Written problem = Pick out every line in the data below that contains the word "HAZİRAN", matching its case exactly, and copy each one.

═══ Data

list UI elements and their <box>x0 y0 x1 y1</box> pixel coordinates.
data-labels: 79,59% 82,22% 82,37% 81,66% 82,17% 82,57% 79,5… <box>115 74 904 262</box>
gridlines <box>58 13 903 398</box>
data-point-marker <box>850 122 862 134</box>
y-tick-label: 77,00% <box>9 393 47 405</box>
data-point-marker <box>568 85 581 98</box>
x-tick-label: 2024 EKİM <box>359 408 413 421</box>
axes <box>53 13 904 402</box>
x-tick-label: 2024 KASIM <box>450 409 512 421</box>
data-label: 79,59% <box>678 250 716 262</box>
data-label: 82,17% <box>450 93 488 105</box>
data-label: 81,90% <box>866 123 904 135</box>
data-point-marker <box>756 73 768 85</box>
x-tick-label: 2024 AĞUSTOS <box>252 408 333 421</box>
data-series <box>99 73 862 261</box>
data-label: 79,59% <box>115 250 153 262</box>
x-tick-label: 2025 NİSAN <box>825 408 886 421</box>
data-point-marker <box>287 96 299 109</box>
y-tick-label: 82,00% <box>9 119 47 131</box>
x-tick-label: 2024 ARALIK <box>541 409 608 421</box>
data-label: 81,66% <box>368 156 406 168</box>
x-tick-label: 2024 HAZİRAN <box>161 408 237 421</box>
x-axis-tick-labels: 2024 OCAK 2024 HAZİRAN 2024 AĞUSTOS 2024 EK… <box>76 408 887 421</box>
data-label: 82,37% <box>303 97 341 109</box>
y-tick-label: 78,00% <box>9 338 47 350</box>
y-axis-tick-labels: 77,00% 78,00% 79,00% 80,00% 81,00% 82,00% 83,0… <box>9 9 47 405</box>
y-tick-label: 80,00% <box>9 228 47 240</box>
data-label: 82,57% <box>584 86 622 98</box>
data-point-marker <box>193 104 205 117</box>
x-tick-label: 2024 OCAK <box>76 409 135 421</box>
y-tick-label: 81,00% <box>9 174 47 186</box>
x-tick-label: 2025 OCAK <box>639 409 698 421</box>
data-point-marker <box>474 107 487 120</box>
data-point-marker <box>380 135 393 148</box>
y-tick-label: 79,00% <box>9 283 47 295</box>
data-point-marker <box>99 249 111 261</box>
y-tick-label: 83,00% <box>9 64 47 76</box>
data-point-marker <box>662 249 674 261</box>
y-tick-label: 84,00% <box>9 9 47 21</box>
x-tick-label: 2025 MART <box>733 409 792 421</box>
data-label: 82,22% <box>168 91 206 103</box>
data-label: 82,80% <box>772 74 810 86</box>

══════

Task response =
x-tick-label: 2024 HAZİRAN <box>161 408 237 421</box>
x-axis-tick-labels: 2024 OCAK 2024 HAZİRAN 2024 AĞUSTOS 2024 EK… <box>76 408 887 421</box>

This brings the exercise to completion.